Records from a collection
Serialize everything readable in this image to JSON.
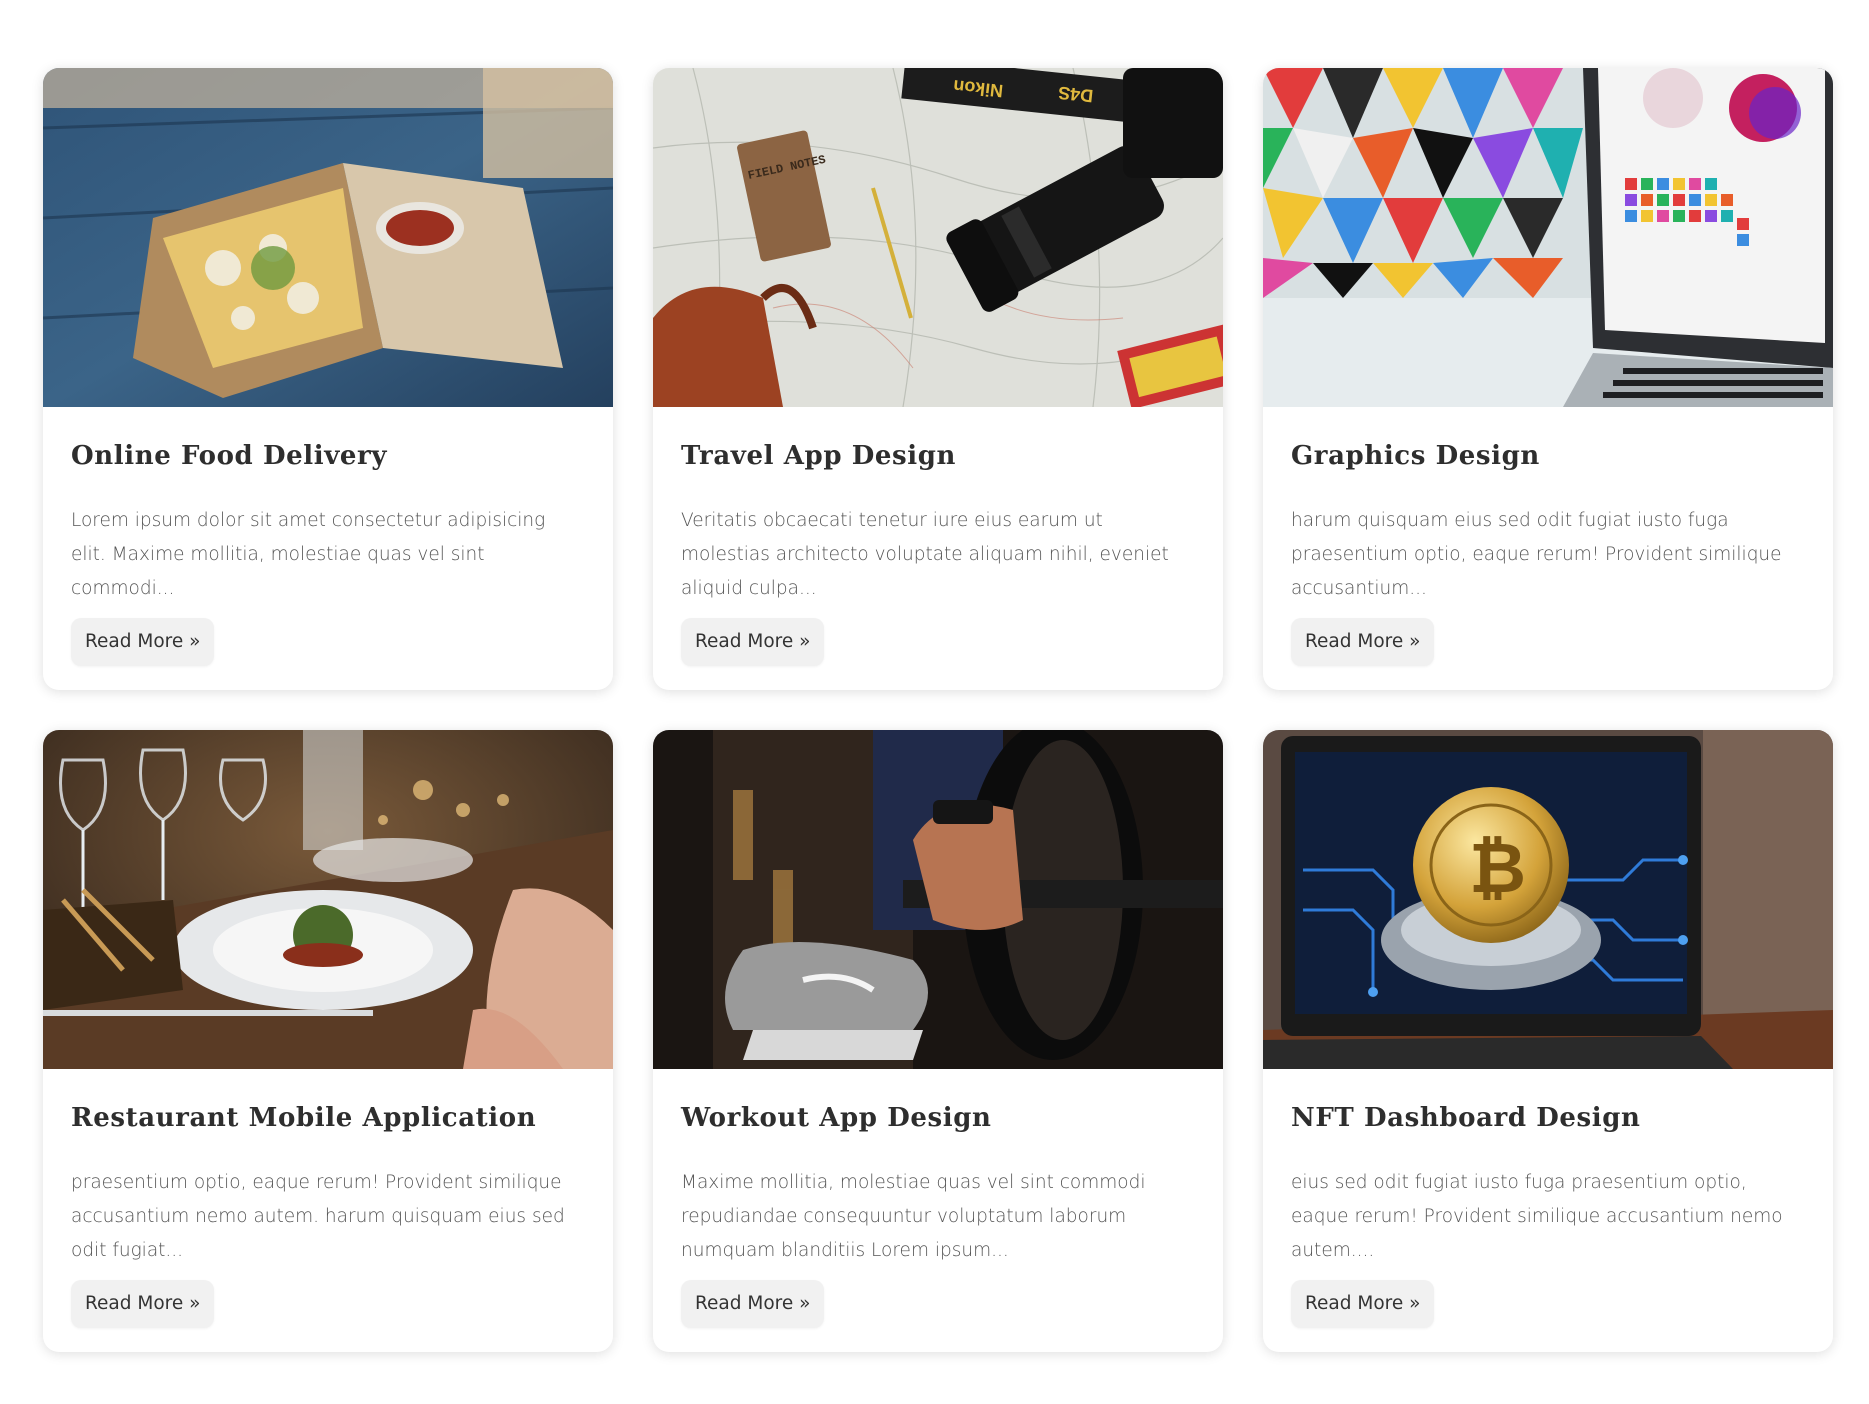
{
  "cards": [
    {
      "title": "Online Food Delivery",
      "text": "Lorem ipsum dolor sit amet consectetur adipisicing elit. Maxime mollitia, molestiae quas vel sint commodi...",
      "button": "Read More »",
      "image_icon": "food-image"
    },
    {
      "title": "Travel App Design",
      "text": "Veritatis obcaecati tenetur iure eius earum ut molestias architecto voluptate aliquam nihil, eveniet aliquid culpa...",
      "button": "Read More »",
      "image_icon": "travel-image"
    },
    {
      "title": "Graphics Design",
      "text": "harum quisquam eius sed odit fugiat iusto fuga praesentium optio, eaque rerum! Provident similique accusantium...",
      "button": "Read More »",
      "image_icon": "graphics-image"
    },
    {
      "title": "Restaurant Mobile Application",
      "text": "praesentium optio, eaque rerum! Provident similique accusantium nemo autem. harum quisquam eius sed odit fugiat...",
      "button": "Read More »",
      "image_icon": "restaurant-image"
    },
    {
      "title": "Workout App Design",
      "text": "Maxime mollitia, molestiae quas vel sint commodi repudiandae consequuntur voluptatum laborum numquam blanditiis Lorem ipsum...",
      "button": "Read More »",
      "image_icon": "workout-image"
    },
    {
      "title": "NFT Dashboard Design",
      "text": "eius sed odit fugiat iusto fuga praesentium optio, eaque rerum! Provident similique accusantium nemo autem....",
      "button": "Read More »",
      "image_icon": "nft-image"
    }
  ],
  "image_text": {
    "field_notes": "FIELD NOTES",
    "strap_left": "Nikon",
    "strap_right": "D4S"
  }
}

==

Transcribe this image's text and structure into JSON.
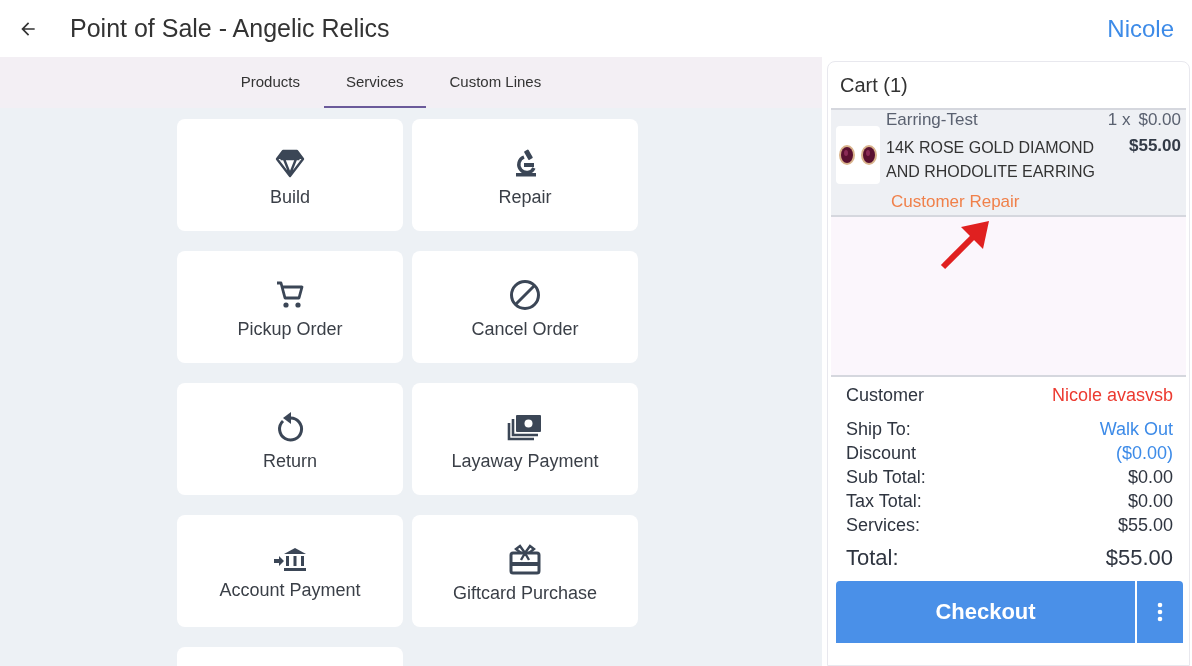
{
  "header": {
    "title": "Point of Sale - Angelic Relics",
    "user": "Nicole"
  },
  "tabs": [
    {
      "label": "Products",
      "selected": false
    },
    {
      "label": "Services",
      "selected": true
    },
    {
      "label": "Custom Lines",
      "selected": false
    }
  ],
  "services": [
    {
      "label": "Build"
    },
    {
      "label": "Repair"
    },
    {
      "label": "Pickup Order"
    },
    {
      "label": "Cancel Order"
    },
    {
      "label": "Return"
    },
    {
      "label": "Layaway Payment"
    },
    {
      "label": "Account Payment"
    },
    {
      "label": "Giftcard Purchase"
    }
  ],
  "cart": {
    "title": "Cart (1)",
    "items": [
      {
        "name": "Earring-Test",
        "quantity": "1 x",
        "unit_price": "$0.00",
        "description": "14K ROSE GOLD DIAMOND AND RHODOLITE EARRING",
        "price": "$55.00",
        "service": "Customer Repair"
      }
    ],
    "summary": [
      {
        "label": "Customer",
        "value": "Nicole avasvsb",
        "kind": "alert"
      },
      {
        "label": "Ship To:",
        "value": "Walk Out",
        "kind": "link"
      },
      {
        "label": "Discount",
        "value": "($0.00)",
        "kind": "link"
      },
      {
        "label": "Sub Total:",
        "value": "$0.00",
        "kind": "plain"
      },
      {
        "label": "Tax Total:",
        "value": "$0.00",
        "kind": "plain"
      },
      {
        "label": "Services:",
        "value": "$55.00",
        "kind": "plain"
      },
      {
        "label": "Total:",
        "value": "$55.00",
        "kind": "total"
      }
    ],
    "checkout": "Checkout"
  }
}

...

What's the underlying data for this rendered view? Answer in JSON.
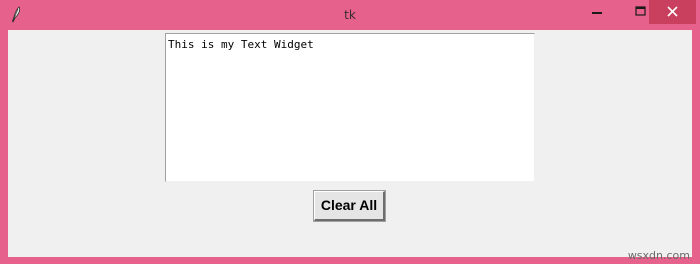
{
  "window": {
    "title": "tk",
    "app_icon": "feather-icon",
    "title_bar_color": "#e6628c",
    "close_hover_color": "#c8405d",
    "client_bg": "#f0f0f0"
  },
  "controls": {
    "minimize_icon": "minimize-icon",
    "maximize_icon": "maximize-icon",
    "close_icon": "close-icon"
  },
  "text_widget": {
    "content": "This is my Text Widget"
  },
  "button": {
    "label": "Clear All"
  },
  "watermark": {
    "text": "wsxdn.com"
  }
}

# [Given instruction]
Supply the count of lines in the entries that contain the word "value", and nothing besides.

# [Written answer]
7